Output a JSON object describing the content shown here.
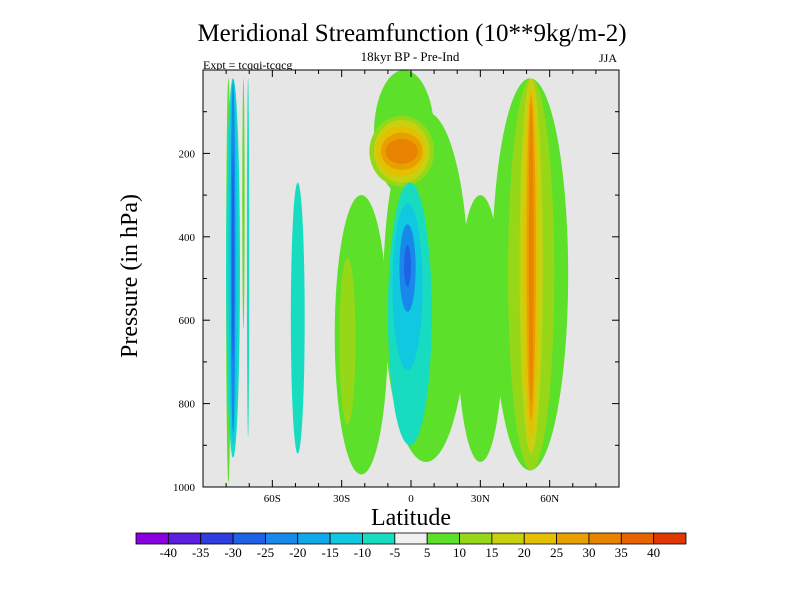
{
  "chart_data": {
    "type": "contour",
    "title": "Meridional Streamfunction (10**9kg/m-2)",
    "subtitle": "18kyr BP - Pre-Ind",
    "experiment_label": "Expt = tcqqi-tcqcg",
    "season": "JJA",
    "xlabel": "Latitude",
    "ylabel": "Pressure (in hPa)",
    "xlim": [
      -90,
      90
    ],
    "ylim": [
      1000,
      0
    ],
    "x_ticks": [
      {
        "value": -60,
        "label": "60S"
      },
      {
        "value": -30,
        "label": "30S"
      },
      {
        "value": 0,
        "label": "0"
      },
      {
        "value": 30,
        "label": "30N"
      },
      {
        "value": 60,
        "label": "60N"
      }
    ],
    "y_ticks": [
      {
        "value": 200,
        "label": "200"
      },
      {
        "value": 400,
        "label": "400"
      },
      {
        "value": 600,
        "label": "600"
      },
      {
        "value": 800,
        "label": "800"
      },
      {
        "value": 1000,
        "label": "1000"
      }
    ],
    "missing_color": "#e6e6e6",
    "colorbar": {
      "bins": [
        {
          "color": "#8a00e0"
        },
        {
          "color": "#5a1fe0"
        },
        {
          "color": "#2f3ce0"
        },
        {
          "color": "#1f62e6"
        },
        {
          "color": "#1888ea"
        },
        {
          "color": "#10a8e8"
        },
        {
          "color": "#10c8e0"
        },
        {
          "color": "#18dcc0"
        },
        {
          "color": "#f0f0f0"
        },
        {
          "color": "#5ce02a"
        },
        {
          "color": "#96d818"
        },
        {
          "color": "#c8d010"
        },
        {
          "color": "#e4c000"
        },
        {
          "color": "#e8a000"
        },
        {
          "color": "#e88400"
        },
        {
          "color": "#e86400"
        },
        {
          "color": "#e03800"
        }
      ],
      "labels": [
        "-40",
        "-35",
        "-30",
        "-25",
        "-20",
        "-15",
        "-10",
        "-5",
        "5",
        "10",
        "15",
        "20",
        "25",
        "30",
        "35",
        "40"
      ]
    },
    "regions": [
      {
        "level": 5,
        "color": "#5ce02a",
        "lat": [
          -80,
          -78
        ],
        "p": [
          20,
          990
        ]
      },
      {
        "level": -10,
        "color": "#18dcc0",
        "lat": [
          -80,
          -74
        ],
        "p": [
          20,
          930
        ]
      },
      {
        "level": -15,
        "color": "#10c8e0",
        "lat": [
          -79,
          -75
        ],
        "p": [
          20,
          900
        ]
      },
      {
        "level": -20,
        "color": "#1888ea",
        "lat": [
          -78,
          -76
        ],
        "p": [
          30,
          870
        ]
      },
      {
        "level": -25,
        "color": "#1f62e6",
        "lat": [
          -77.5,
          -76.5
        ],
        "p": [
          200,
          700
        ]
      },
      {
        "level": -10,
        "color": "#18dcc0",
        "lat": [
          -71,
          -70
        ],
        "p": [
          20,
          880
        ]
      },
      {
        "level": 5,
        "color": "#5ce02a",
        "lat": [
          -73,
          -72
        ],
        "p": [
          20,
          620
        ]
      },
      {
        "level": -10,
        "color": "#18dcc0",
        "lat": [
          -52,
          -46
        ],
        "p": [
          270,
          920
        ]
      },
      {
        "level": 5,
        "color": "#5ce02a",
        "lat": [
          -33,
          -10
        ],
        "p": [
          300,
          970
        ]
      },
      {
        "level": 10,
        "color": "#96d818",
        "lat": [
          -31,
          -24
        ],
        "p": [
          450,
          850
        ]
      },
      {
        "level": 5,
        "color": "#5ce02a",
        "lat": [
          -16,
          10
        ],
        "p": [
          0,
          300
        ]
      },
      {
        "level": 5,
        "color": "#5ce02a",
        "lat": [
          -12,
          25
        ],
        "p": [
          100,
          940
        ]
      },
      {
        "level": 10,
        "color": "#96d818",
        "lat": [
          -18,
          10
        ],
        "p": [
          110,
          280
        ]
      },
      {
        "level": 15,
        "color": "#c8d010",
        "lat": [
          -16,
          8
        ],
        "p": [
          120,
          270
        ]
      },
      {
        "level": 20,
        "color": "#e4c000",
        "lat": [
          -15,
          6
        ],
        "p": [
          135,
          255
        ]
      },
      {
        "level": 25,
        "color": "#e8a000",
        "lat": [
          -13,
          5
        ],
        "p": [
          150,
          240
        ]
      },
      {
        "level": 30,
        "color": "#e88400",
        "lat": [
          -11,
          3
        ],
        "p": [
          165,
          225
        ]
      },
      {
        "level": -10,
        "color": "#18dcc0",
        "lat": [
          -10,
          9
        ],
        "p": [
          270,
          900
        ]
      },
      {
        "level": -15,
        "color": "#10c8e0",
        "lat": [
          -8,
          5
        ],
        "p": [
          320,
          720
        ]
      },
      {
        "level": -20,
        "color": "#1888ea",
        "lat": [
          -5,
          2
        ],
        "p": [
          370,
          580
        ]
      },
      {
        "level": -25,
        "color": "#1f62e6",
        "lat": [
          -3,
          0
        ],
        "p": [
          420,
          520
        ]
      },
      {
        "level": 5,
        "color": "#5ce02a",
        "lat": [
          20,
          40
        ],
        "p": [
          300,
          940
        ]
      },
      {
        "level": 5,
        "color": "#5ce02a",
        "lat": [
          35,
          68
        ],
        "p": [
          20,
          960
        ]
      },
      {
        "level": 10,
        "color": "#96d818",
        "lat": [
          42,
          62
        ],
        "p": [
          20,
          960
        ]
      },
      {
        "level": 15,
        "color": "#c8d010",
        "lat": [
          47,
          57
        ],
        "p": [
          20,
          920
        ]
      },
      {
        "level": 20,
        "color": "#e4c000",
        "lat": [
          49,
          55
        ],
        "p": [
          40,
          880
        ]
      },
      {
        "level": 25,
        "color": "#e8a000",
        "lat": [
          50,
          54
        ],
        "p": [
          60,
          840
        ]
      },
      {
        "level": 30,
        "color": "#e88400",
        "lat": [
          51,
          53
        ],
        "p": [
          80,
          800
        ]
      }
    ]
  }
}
--------
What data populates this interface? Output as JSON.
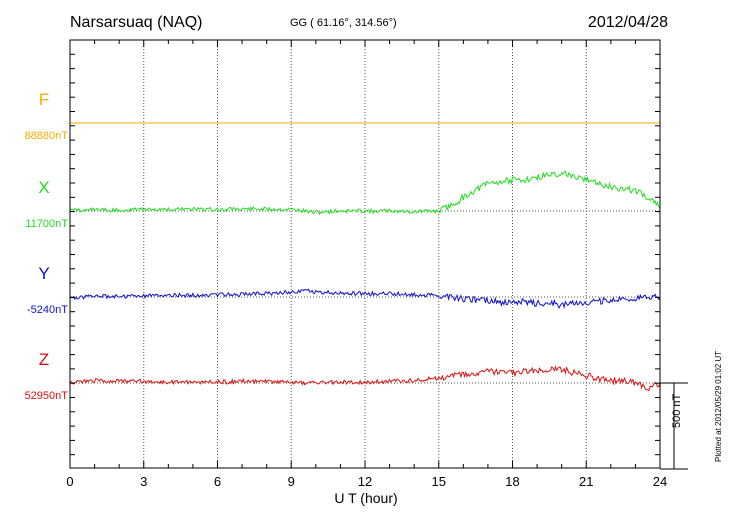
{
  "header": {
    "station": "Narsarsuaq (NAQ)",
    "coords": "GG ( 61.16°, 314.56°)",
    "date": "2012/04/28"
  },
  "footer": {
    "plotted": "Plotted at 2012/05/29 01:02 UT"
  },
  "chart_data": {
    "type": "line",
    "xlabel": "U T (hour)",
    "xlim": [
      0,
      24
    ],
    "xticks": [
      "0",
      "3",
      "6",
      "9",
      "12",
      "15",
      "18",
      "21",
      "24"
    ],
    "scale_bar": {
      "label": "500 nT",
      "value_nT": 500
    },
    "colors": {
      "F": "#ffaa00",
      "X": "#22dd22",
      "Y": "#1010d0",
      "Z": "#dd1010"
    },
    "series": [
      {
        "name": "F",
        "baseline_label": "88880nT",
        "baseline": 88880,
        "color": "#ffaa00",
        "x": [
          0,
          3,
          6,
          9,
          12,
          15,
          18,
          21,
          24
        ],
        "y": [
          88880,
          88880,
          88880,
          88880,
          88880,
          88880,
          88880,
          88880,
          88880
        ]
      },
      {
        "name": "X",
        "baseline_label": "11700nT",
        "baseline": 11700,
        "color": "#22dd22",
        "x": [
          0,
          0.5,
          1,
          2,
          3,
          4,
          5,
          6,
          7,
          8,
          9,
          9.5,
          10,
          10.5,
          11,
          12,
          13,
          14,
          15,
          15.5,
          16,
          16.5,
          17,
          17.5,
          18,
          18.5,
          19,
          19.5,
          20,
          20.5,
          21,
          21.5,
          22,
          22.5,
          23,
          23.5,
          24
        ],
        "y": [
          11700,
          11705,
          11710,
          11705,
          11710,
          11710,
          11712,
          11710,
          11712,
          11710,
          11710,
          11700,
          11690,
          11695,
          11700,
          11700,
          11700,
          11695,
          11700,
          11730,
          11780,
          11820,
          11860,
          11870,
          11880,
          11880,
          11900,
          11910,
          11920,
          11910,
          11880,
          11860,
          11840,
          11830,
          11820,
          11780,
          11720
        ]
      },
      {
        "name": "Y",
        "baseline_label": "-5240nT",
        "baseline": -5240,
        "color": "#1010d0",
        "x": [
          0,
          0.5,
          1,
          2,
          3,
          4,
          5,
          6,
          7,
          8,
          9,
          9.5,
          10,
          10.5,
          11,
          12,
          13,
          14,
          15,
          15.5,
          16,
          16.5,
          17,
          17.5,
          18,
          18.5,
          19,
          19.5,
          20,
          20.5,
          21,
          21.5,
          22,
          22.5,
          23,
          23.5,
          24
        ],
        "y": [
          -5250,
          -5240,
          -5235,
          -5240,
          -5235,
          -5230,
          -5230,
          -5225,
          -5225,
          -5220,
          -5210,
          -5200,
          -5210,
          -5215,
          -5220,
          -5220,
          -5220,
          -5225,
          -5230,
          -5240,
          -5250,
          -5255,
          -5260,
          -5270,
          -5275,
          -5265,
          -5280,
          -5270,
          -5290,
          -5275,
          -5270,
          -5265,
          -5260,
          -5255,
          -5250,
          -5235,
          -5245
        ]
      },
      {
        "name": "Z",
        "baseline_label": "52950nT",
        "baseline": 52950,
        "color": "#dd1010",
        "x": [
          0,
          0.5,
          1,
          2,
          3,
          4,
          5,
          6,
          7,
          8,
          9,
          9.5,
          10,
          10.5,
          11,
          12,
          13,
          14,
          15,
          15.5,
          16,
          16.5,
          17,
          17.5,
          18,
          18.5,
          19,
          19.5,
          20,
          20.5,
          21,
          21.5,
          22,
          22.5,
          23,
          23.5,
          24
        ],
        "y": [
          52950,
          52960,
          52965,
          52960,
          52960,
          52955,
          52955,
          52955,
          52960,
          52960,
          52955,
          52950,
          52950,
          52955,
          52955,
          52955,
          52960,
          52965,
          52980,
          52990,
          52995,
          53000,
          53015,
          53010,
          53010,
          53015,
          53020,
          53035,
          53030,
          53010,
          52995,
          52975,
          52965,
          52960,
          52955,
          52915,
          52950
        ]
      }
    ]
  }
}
--------
Figure out how many lines of the data above include "Output", then give the number and nothing more.

2